WHAT THE TASK REQUIRES — Tally the lines in the data that follows that include the word "source", and report nothing but the total.

DATA PROVIDED —
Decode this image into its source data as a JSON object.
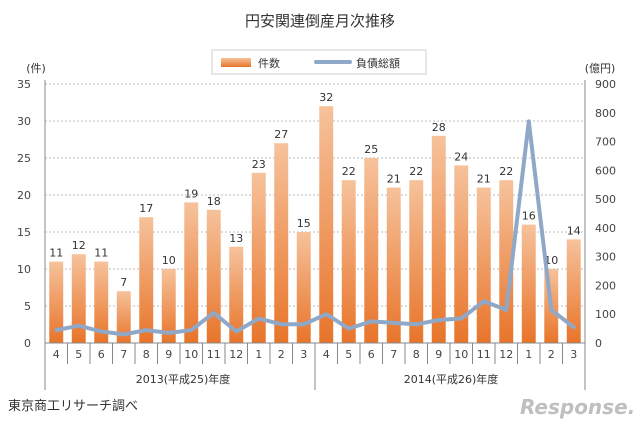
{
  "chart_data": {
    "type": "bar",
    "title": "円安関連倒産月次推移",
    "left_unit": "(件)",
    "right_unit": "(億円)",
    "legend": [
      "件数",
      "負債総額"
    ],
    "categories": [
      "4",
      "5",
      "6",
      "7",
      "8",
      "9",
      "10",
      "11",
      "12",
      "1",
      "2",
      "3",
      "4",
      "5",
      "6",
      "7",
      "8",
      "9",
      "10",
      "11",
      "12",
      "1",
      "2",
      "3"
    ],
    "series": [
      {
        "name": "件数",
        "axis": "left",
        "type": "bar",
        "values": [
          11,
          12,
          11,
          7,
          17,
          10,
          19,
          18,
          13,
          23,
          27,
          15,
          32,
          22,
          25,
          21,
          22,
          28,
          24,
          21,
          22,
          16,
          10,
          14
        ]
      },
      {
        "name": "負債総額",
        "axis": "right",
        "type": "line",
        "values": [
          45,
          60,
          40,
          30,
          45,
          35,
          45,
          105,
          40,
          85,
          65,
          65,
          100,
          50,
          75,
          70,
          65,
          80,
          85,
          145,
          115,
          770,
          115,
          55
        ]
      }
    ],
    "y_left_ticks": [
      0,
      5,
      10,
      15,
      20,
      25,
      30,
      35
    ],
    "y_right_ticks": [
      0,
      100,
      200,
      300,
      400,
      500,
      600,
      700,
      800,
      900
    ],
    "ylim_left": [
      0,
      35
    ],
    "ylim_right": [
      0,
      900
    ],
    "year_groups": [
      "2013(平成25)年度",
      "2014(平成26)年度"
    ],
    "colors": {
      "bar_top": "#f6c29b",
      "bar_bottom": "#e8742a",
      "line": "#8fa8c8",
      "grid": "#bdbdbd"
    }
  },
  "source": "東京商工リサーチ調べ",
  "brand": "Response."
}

TASK RESPONSE — 2